**Your goal**: Give the lines of the data as a JSON list of strings, one string per line and no blank lines, beginning at the line that contains "cell-action: deny xyxy=(657,608,773,627)" and stopping after the line that contains "cell-action: deny xyxy=(657,893,773,912)".

---*---

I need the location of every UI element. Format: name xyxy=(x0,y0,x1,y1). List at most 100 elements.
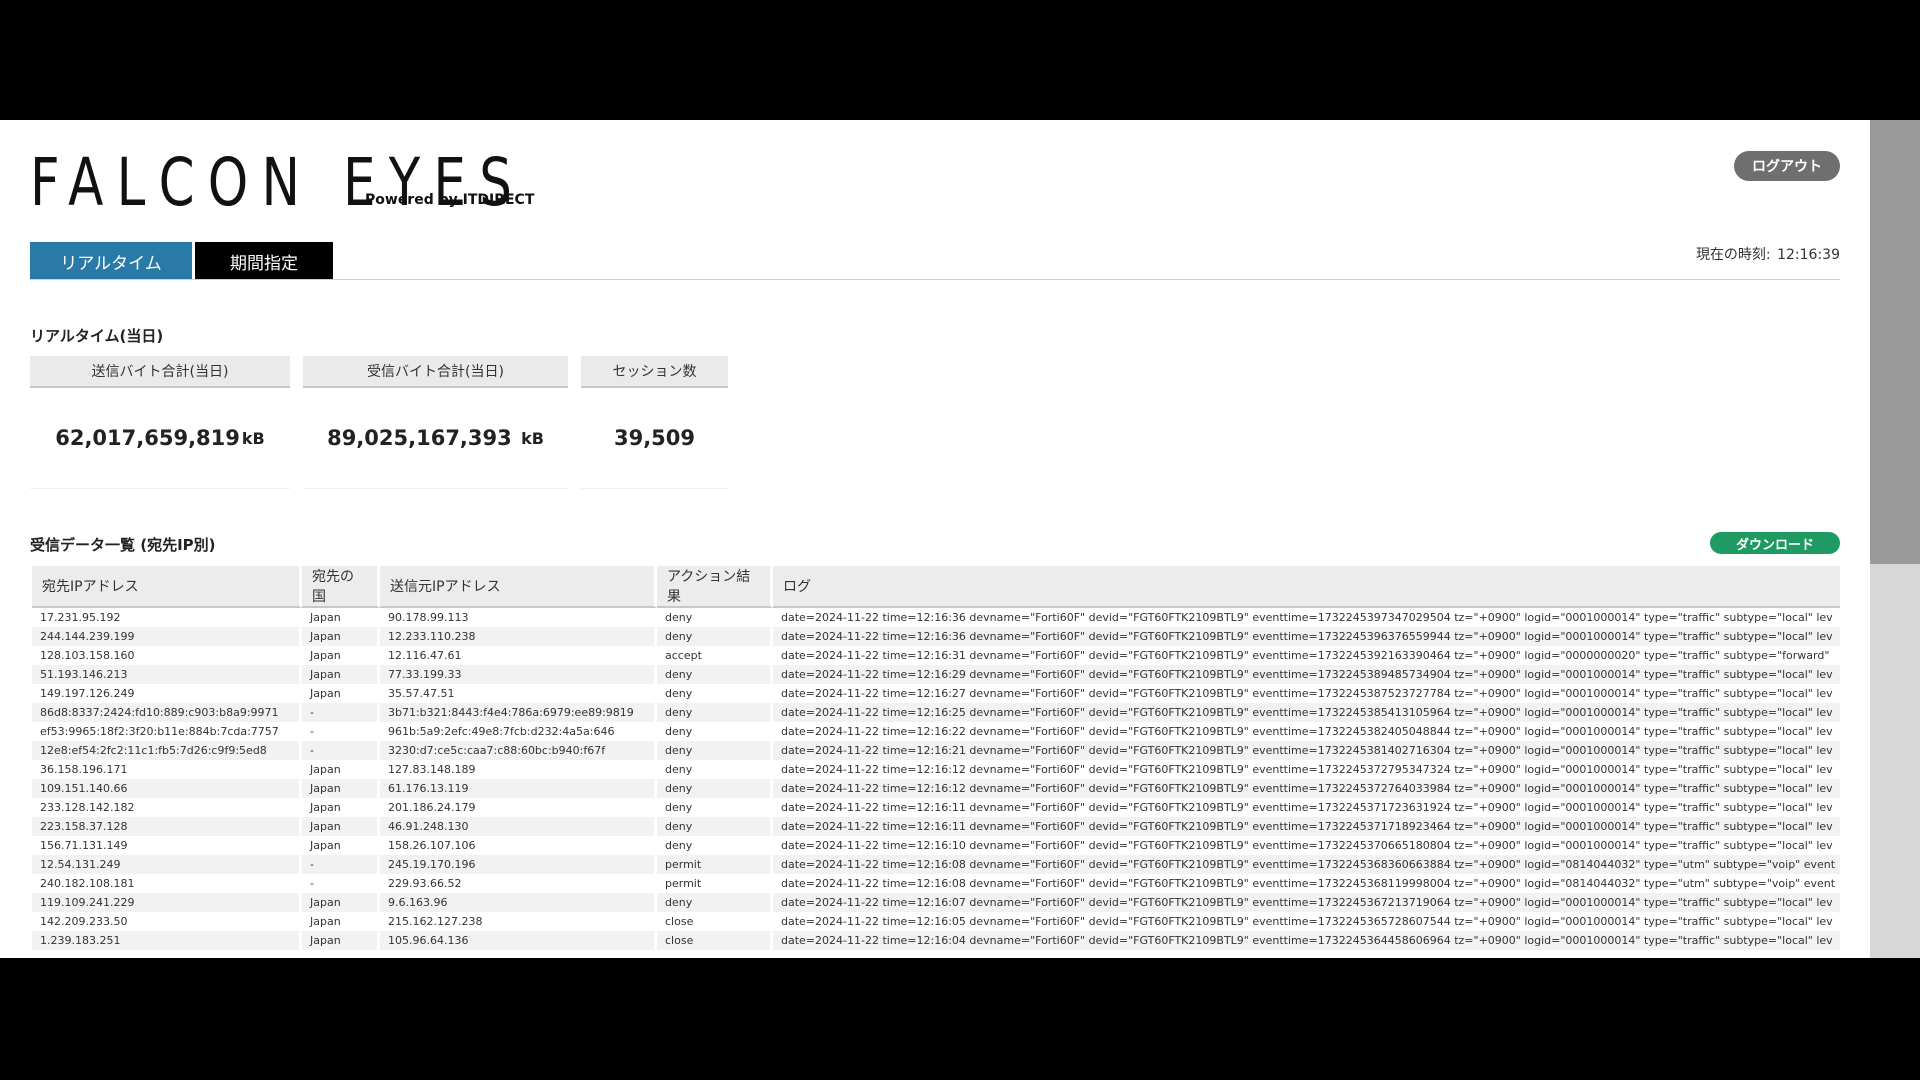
cell-action: deny xyxy=(657,608,773,627)
stat-unit: kB xyxy=(241,428,265,448)
cell-log: date=2024-11-22 time=12:16:04 devname="F… xyxy=(773,931,1840,950)
cell-log: date=2024-11-22 time=12:16:27 devname="F… xyxy=(781,687,1833,700)
cell-dest-country: Japan xyxy=(302,608,380,627)
clock-time: 12:16:39 xyxy=(1777,247,1840,263)
cell-src-ip: 46.91.248.130 xyxy=(380,817,657,836)
table-row[interactable]: 128.103.158.160 Japan 12.116.47.61 accept da… xyxy=(32,646,1840,665)
cell-log: date=2024-11-22 time=12:16:12 devname="F… xyxy=(781,763,1833,776)
cell-log: date=2024-11-22 time=12:16:21 devname="F… xyxy=(773,741,1840,760)
cell-dest-country: Japan xyxy=(302,836,380,855)
cell-log: date=2024-11-22 time=12:16:36 devname="F… xyxy=(773,627,1840,646)
tab-bar: リアルタイム 期間指定 xyxy=(30,242,333,280)
cell-dest-ip: 223.158.37.128 xyxy=(32,817,302,836)
cell-dest-country: Japan xyxy=(302,684,380,703)
table-row[interactable]: ef53:9965:18f2:3f20:b11e:884b:7cda:7757-… xyxy=(32,722,1840,741)
table-row[interactable]: 142.209.233.50 Japan 215.162.127.238 close d… xyxy=(32,912,1840,931)
table-row[interactable]: 109.151.140.66 Japan 61.176.13.119 deny date… xyxy=(32,779,1840,798)
cell-dest-country: Japan xyxy=(302,646,380,665)
table-row[interactable]: 119.109.241.229 Japan 9.6.163.96 deny date=2… xyxy=(32,893,1840,912)
cell-dest-ip: 233.128.142.182 xyxy=(32,798,302,817)
cell-src-ip: 12.116.47.61 xyxy=(380,646,657,665)
stat-received-bytes: 受信バイト合計(当日) 89,025,167,393 kB xyxy=(303,356,568,489)
cell-src-ip: 61.176.13.119 xyxy=(380,779,657,798)
cell-log: date=2024-11-22 time=12:16:12 devname="F… xyxy=(773,779,1840,798)
cell-action: deny xyxy=(657,893,773,912)
cell-src-ip: 201.186.24.179 xyxy=(380,798,657,817)
cell-dest-ip: 12.54.131.249 xyxy=(32,855,302,874)
cell-dest-ip: 128.103.158.160 xyxy=(32,646,302,665)
cell-dest-country: - xyxy=(302,722,380,741)
scrollbar[interactable] xyxy=(1870,120,1920,958)
stat-value: 39,509 xyxy=(581,388,728,489)
table-row[interactable]: 17.231.95.192 Japan 90.178.99.113 deny date=… xyxy=(32,608,1840,627)
table-header-row: 宛先IPアドレス 宛先の国 送信元IPアドレス アクション結果 ログ xyxy=(32,566,1840,608)
cell-log: date=2024-11-22 time=12:16:11 devname="F… xyxy=(773,817,1840,836)
table-row[interactable]: 149.197.126.249 Japan 35.57.47.51 deny date=… xyxy=(32,684,1840,703)
cell-action: deny xyxy=(657,741,773,760)
table-row[interactable]: 86d8:8337:2424:fd10:889:c903:b8a9:9971-3… xyxy=(32,703,1840,722)
cell-src-ip: 245.19.170.196 xyxy=(380,855,657,874)
cell-dest-country: - xyxy=(302,855,380,874)
cell-dest-ip: 86d8:8337:2424:fd10:889:c903:b8a9:9971 xyxy=(32,703,302,722)
cell-action: permit xyxy=(657,874,773,893)
stat-value: 62,017,659,819 kB xyxy=(30,388,290,489)
table-row[interactable]: 244.144.239.199 Japan 12.233.110.238 deny da… xyxy=(32,627,1840,646)
download-button[interactable]: ダウンロード xyxy=(1710,532,1840,554)
cell-action: permit xyxy=(657,855,773,874)
cell-log: date=2024-11-22 time=12:16:31 devname="F… xyxy=(781,649,1830,662)
table-row[interactable]: 12.54.131.249-245.19.170.196 permit date=2… xyxy=(32,855,1840,874)
cell-src-ip: 9.6.163.96 xyxy=(380,893,657,912)
cell-src-ip: 12.233.110.238 xyxy=(380,627,657,646)
table-row[interactable]: 51.193.146.213 Japan 77.33.199.33 deny date=… xyxy=(32,665,1840,684)
cell-src-ip: 961b:5a9:2efc:49e8:7fcb:d232:4a5a:646 xyxy=(380,722,657,741)
col-dest-ip[interactable]: 宛先IPアドレス xyxy=(32,566,302,608)
cell-dest-country: Japan xyxy=(302,627,380,646)
cell-log: date=2024-11-22 time=12:16:25 devname="F… xyxy=(773,703,1840,722)
table-row[interactable]: 240.182.108.181-229.93.66.52 permit date=2… xyxy=(32,874,1840,893)
cell-src-ip: 77.33.199.33 xyxy=(380,665,657,684)
cell-action: deny xyxy=(657,779,773,798)
received-table: 宛先IPアドレス 宛先の国 送信元IPアドレス アクション結果 ログ 17.23… xyxy=(32,566,1840,950)
stat-label: セッション数 xyxy=(581,356,728,388)
cell-src-ip: 215.162.127.238 xyxy=(380,912,657,931)
cell-dest-country: Japan xyxy=(302,817,380,836)
divider xyxy=(30,279,1840,280)
cell-log: date=2024-11-22 time=12:16:29 devname="F… xyxy=(773,665,1840,684)
tab-period[interactable]: 期間指定 xyxy=(195,242,333,280)
cell-dest-ip: 149.197.126.249 xyxy=(32,684,302,703)
col-src-ip[interactable]: 送信元IPアドレス xyxy=(380,566,657,608)
cell-dest-country: Japan xyxy=(302,665,380,684)
cell-dest-ip: 142.209.233.50 xyxy=(32,912,302,931)
stat-unit: kB xyxy=(521,428,544,448)
table-row[interactable]: 156.71.131.149 Japan 158.26.107.106 deny dat… xyxy=(32,836,1840,855)
cell-dest-ip: 12e8:ef54:2fc2:11c1:fb5:7d26:c9f9:5ed8 xyxy=(32,741,302,760)
tab-realtime[interactable]: リアルタイム xyxy=(30,242,192,280)
col-log[interactable]: ログ xyxy=(773,566,1840,608)
cell-log: date=2024-11-22 time=12:16:08 devname="F… xyxy=(773,855,1840,874)
cell-dest-country: Japan xyxy=(302,931,380,950)
cell-action: deny xyxy=(657,665,773,684)
cell-src-ip: 90.178.99.113 xyxy=(380,608,657,627)
table-row[interactable]: 12e8:ef54:2fc2:11c1:fb5:7d26:c9f9:5ed8-3… xyxy=(32,741,1840,760)
cell-action: deny xyxy=(657,703,773,722)
table-row[interactable]: 233.128.142.182 Japan 201.186.24.179 deny da… xyxy=(32,798,1840,817)
cell-log: date=2024-11-22 time=12:16:07 devname="F… xyxy=(773,893,1840,912)
col-action[interactable]: アクション結果 xyxy=(657,566,773,608)
table-row[interactable]: 1.239.183.251 Japan 105.96.64.136 close date… xyxy=(32,931,1840,950)
table-body: 17.231.95.192 Japan 90.178.99.113 deny date=… xyxy=(32,608,1840,950)
cell-src-ip: 229.93.66.52 xyxy=(380,874,657,893)
cell-action: close xyxy=(657,931,773,950)
logout-button[interactable]: ログアウト xyxy=(1734,151,1840,181)
table-row[interactable]: 223.158.37.128 Japan 46.91.248.130 deny date… xyxy=(32,817,1840,836)
cell-action: deny xyxy=(657,836,773,855)
table-row[interactable]: 36.158.196.171 Japan 127.83.148.189 deny dat… xyxy=(32,760,1840,779)
received-title: 受信データ一覧 (宛先IP別) xyxy=(30,536,216,554)
clock-label: 現在の時刻: xyxy=(1695,247,1771,263)
stat-label: 受信バイト合計(当日) xyxy=(303,356,568,388)
cell-src-ip: 127.83.148.189 xyxy=(380,760,657,779)
cell-dest-country: Japan xyxy=(302,760,380,779)
cell-dest-ip: 156.71.131.149 xyxy=(32,836,302,855)
cell-dest-ip: 1.239.183.251 xyxy=(32,931,302,950)
col-dest-country[interactable]: 宛先の国 xyxy=(302,566,380,608)
scrollbar-thumb[interactable] xyxy=(1870,120,1920,564)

---*---

**Complete answer**:
[
  "cell-action: deny xyxy=(657,608,773,627)",
  "stat-unit: kB xyxy=(241,428,265,448)",
  "cell-log: date=2024-11-22 time=12:16:04 devname=\"F… xyxy=(773,931,1840,950)",
  "cell-log: date=2024-11-22 time=12:16:27 devname=\"F… xyxy=(781,687,1833,700)",
  "cell-dest-country: Japan xyxy=(302,608,380,627)",
  "clock-time: 12:16:39 xyxy=(1777,247,1840,263)",
  "cell-src-ip: 46.91.248.130 xyxy=(380,817,657,836)",
  "table-row[interactable]: 128.103.158.160 Japan 12.116.47.61 accept da… xyxy=(32,646,1840,665)",
  "cell-log: date=2024-11-22 time=12:16:12 devname=\"F… xyxy=(781,763,1833,776)",
  "cell-log: date=2024-11-22 time=12:16:21 devname=\"F… xyxy=(773,741,1840,760)",
  "cell-dest-country: Japan xyxy=(302,836,380,855)",
  "cell-log: date=2024-11-22 time=12:16:36 devname=\"F… xyxy=(773,627,1840,646)",
  "tab-bar: リアルタイム 期間指定 xyxy=(30,242,333,280)",
  "cell-dest-ip: 223.158.37.128 xyxy=(32,817,302,836)",
  "cell-dest-country: Japan xyxy=(302,684,380,703)",
  "table-row[interactable]: ef53:9965:18f2:3f20:b11e:884b:7cda:7757-… xyxy=(32,722,1840,741)",
  "table-row[interactable]: 142.209.233.50 Japan 215.162.127.238 close d… xyxy=(32,912,1840,931)",
  "table-row[interactable]: 109.151.140.66 Japan 61.176.13.119 deny date… xyxy=(32,779,1840,798)",
  "cell-dest-country: Japan xyxy=(302,646,380,665)",
  "table-row[interactable]: 119.109.241.229 Japan 9.6.163.96 deny date=2… xyxy=(32,893,1840,912)",
  "cell-dest-ip: 233.128.142.182 xyxy=(32,798,302,817)",
  "cell-src-ip: 12.116.47.61 xyxy=(380,646,657,665)",
  "stat-received-bytes: 受信バイト合計(当日) 89,025,167,393 kB xyxy=(303,356,568,489)",
  "cell-src-ip: 61.176.13.119 xyxy=(380,779,657,798)",
  "cell-log: date=2024-11-22 time=12:16:12 devname=\"F… xyxy=(773,779,1840,798)",
  "cell-action: deny xyxy=(657,893,773,912)"
]